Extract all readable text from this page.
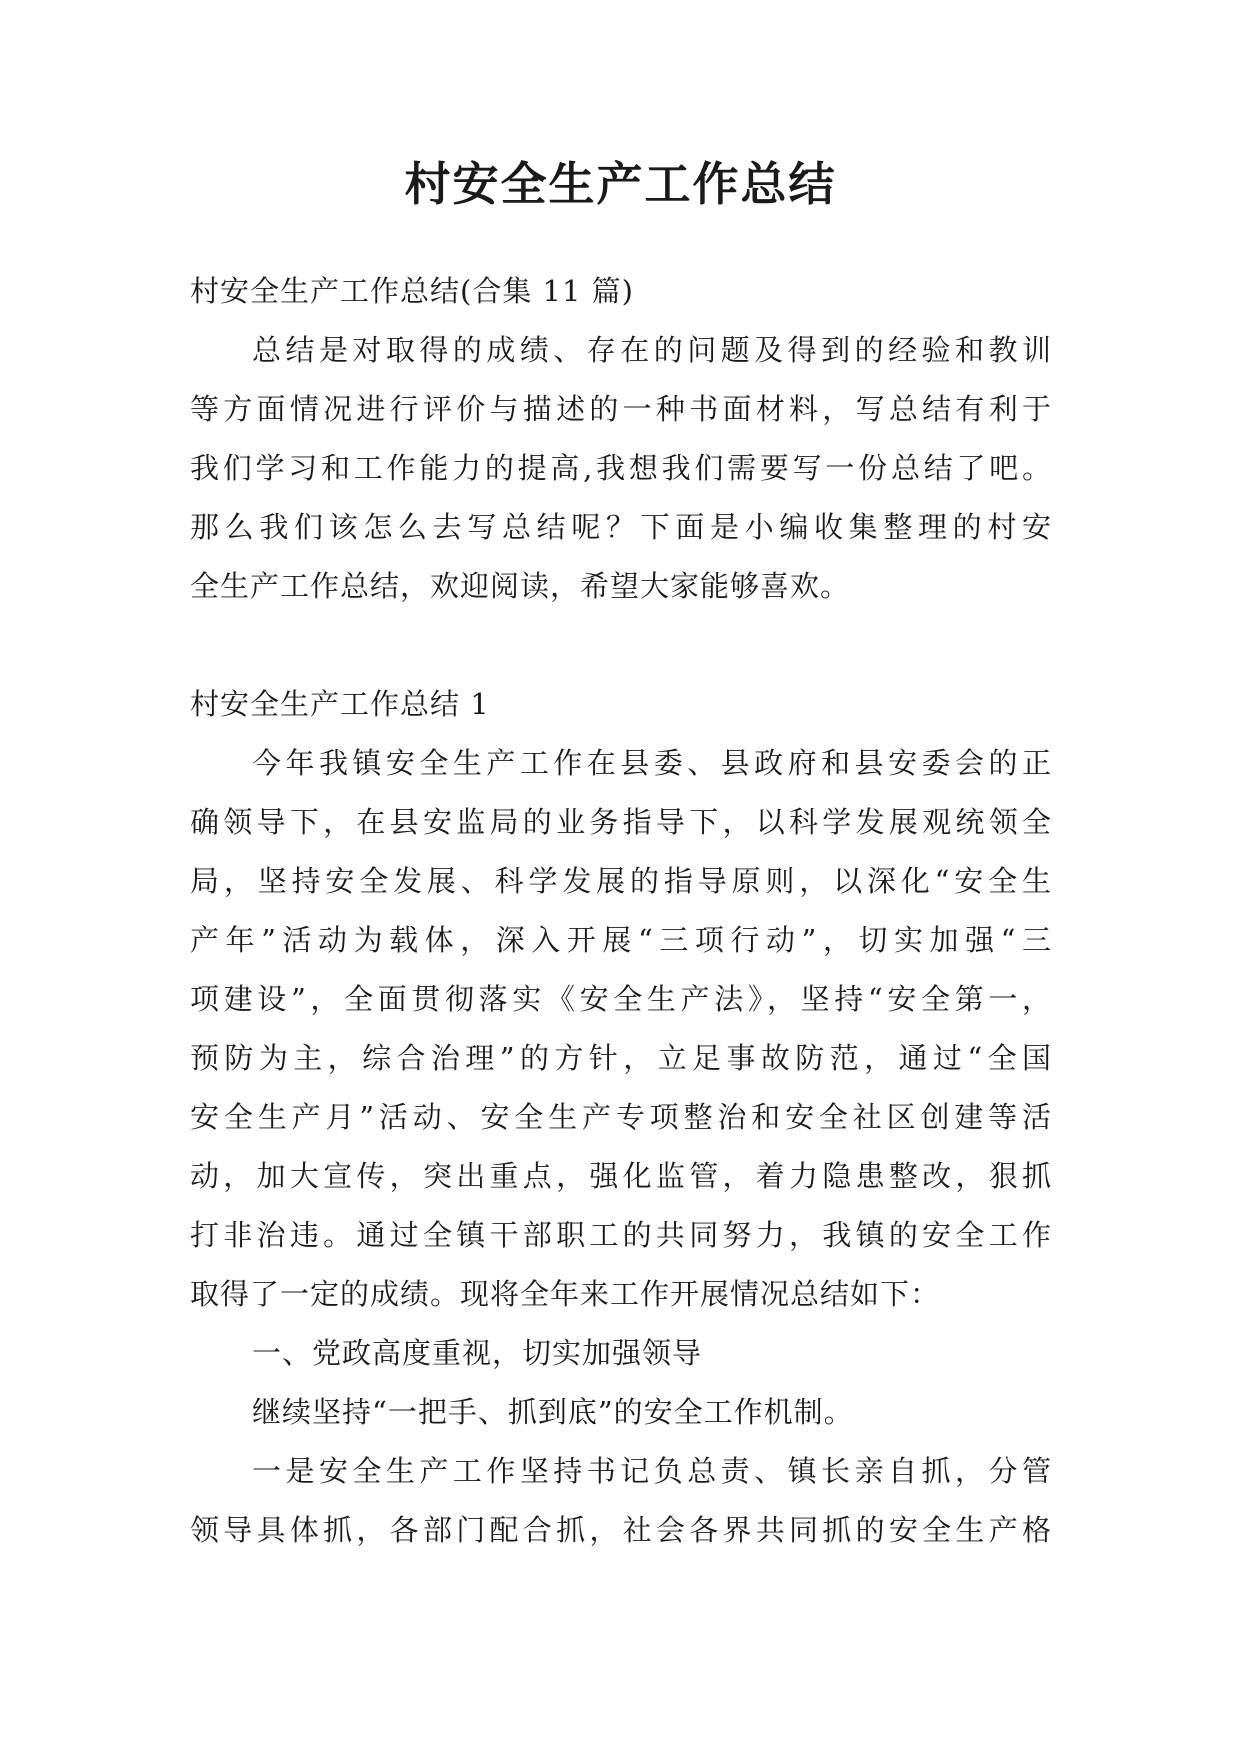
村安全生产工作总结
村安全生产工作总结(合集 11 篇)
总结是对取得的成绩、存在的问题及得到的经验和教训
等方面情况进行评价与描述的一种书面材料，写总结有利于
我们学习和工作能力的提高,我想我们需要写一份总结了吧。
那么我们该怎么去写总结呢？下面是小编收集整理的村安
全生产工作总结，欢迎阅读，希望大家能够喜欢。
村安全生产工作总结 1
今年我镇安全生产工作在县委、县政府和县安委会的正
确领导下，在县安监局的业务指导下，以科学发展观统领全
局，坚持安全发展、科学发展的指导原则，以深化“安全生
产年”活动为载体，深入开展“三项行动”，切实加强“三
项建设”，全面贯彻落实《安全生产法》，坚持“安全第一，
预防为主，综合治理”的方针，立足事故防范，通过“全国
安全生产月”活动、安全生产专项整治和安全社区创建等活
动，加大宣传，突出重点，强化监管，着力隐患整改，狠抓
打非治违。通过全镇干部职工的共同努力，我镇的安全工作
取得了一定的成绩。现将全年来工作开展情况总结如下：
一、党政高度重视，切实加强领导
继续坚持“一把手、抓到底”的安全工作机制。
一是安全生产工作坚持书记负总责、镇长亲自抓，分管
领导具体抓，各部门配合抓，社会各界共同抓的安全生产格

**********

*PROBLEM DESCRIPTION:* Pull out each line of the records holding the string "村安全生产工作总结".

*SOLUTION FOR THIS EXERCISE:*
村安全生产工作总结
村安全生产工作总结(合集 11 篇)
村安全生产工作总结 1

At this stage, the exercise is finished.